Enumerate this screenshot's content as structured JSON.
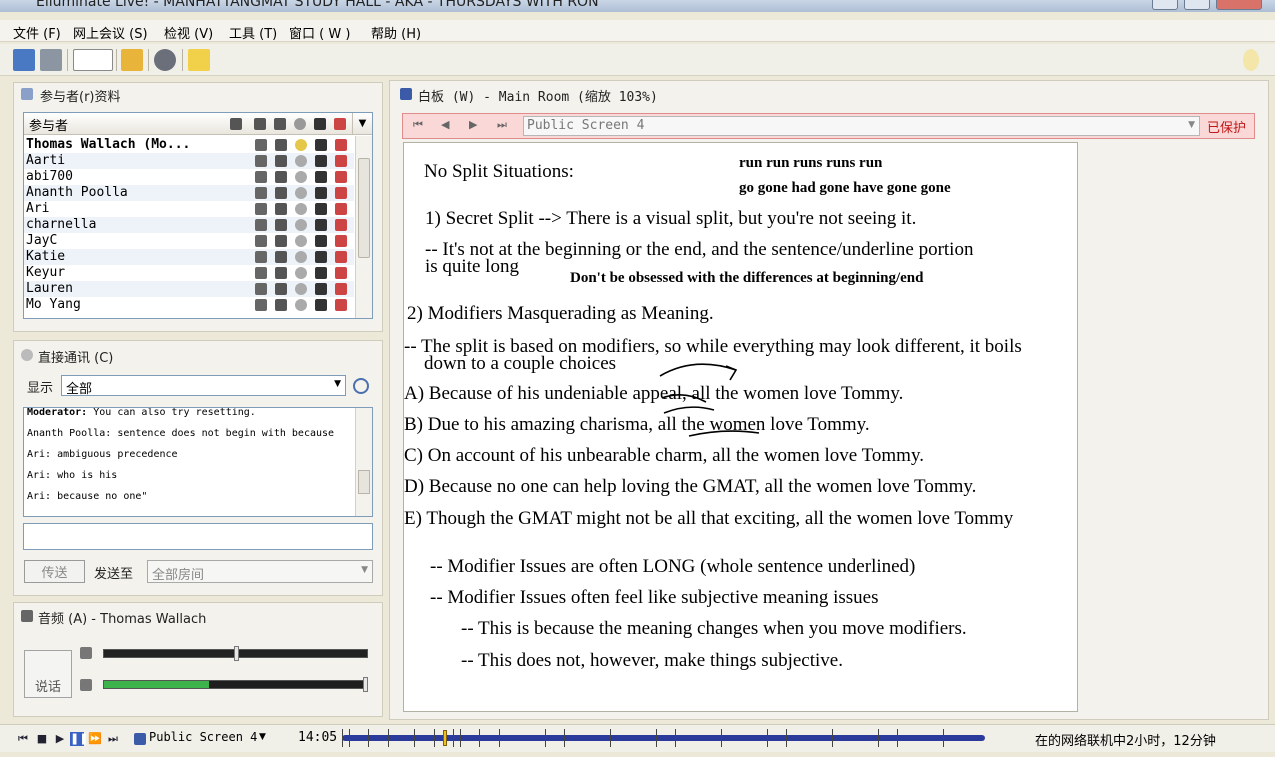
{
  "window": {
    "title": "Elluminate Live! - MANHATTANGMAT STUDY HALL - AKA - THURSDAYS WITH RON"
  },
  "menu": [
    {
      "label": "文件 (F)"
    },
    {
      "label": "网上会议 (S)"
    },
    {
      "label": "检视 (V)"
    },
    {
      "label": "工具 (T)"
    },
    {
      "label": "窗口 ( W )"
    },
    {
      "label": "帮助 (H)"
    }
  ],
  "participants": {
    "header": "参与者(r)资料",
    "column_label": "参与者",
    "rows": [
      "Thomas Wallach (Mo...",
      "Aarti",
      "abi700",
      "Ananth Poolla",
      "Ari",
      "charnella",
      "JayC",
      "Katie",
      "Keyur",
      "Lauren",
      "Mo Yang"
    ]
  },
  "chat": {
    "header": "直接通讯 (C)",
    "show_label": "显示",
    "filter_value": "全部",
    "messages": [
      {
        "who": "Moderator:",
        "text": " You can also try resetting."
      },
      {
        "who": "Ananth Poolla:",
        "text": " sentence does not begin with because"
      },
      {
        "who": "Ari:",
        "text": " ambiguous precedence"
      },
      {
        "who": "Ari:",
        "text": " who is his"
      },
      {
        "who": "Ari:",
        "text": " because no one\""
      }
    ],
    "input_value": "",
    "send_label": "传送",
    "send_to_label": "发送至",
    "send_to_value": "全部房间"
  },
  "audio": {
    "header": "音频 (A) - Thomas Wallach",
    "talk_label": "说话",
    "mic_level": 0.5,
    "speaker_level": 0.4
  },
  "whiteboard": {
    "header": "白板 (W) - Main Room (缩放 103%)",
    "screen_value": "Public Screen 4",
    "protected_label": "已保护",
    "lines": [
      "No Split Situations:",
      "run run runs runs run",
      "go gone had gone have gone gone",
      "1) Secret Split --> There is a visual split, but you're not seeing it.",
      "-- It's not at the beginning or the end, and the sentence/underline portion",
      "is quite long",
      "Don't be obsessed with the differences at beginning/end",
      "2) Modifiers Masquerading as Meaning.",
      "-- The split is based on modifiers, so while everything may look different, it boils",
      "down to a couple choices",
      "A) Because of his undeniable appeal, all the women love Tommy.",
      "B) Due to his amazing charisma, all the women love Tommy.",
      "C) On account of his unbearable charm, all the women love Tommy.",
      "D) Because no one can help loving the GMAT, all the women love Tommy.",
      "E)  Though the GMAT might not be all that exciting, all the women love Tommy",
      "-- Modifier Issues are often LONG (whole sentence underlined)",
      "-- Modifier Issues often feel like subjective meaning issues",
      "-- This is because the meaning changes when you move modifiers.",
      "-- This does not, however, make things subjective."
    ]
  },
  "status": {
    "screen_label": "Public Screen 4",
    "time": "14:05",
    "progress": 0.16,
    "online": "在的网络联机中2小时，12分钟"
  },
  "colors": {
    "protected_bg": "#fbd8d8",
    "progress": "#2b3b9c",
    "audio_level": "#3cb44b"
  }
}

SHORT EXERCISE:
Pick out and copy the lines of the entries that hold the string "does".

RESULT OF THIS TASK:
        "text": " sentence does not begin with because"
      "-- This does not, however, make things subjective."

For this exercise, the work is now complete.